A fellow missionary told me that two young evangelists were coming to Russia to conduct a summer Bible time program for children. They wanted to bring their ministry to Oryol. I was very hesitant to try it, because we have had trouble here trying to have ministry with kids. Russian law strictly requires parental permission before you can teach religion to children. The parents here in Oryol are especially suspicious of foreigners, and they think it is unpatriotic to teach their children any religion other than Russian Orthodoxy. We decided to give the evangelists a chance to come and try their program during the first week of July.

Our first children’s meeting was scheduled for Sunday night at 5pm. At about 3:30, even though there was no rain in the forecast, a huge thunderstorm swept in. It was one of the worst I have ever seen here. We waited at the church house as it rained, but no young people came. At 5:30, four men from the prosecutor’s office came to the door. They heard that we were teaching religion to children. I invited them in, and they asked us questions for about an hour and a half. I showed them all the documents that we used for parental permission, and in the end, they told us that we were not breaking any rules. Even though it rained most of the week, we eventually had seven young people come to the meetings. Four of them made professions of faith. AMEN!

At the same time, the Russian legislature was working on an anti-terrorism law that contained some very strict restrictions on “missionary activity”. The law intends to restrict the ability of Muslim extremists to meet in small groups and plan terrorist acts, but it seems to prohibit the sharing of any faith outside an official church building. It also seems to outlaw any worship service in a private home. The law was passed by both houses of the legislature in June, it was signed into law by president Putin on July 7, and took effect on July 20.

When I read descriptions of the law in the news media, I was fairly convinced that our ministry here was finished. After the evangelists left town, I had some time to read the actual law and translate the relevant parts for myself. A close look at the law reveals that it only applies to officially registered Russian religious organizations and groups. Since we operate as private individuals, our work does not fit the law’s narrow definition of “missionary activity”. I watched an online seminar by lawyers at an important legal group that defends religious liberty cases. According to their analysis, the new law does not apply to us at all. I contacted them, and they said they would defend us if we have any problems.

That is good news, but it is much more comforting to know that God will always defend us as we serve Him. We thank and praise Him for “confusing our enemies”, as they wrote a law that apparently is ineffective. I have searched the news for reports of any persecution since the law was enacted. So far, all seems to be quiet. Please pray.

+ + + + + + +

▶ SHORT PROBLEM
In the passage about the children's program in Oryol, on what date did the new anti-terrorism law take effect?

+ + + + + + +

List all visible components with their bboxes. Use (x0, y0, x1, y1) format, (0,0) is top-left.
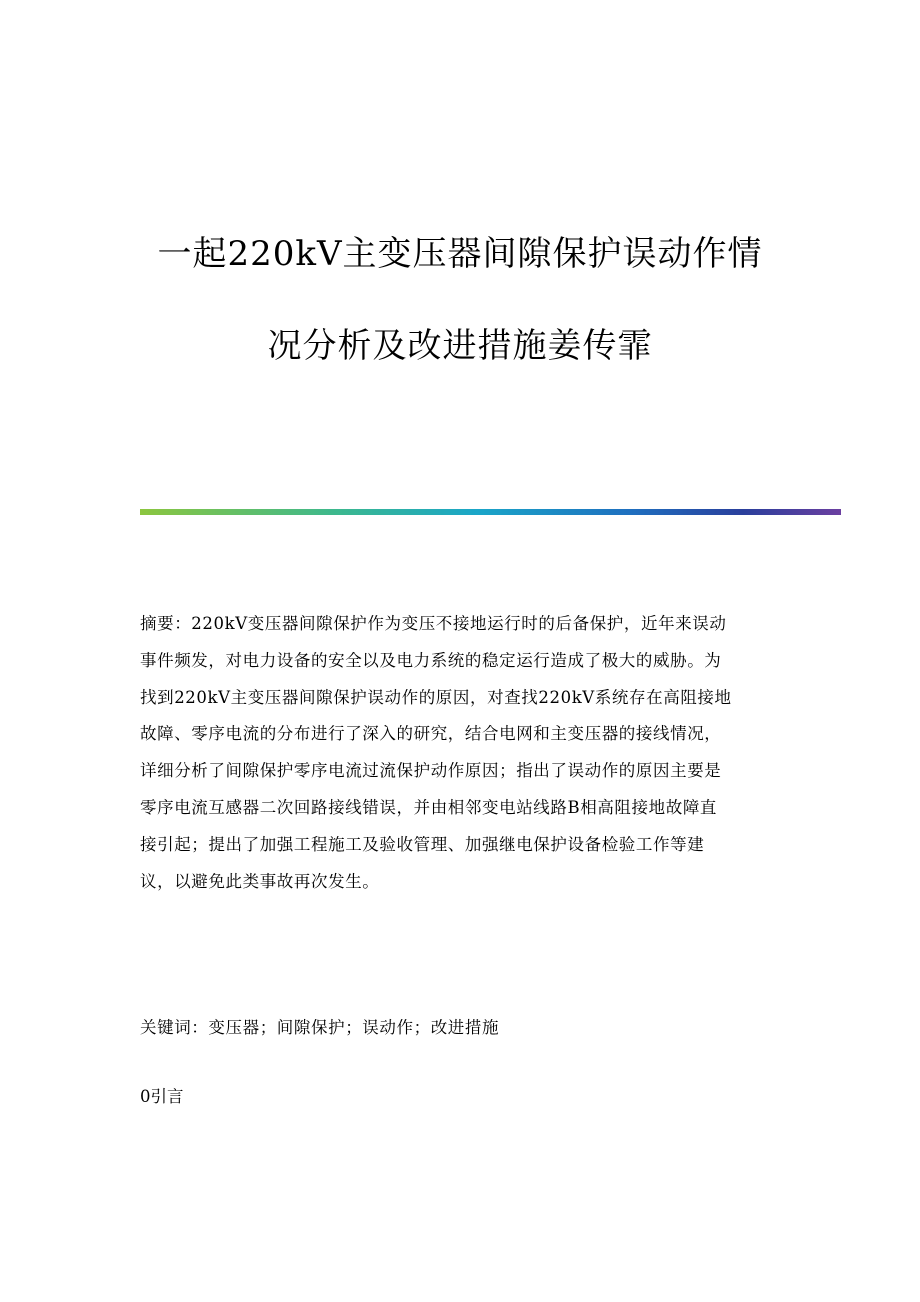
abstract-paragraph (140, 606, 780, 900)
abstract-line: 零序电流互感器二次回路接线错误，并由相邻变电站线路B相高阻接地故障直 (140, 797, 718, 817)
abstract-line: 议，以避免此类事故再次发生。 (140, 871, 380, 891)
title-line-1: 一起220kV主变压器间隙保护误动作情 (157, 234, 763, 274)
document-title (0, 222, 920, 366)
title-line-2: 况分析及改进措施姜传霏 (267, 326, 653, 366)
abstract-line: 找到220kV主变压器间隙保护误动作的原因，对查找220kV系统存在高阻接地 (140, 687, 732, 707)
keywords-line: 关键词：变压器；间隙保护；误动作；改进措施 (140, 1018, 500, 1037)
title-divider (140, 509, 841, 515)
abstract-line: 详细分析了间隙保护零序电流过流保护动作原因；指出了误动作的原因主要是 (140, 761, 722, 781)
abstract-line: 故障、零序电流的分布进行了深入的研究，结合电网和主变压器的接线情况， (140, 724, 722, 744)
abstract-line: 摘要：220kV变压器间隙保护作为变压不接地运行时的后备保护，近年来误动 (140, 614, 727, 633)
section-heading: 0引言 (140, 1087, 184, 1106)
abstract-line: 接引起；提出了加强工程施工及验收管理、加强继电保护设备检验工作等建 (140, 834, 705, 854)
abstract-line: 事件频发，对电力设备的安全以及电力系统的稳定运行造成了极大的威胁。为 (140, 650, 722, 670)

+ + + + + + +

▶ FINAL RESULT
It took effect on July 20.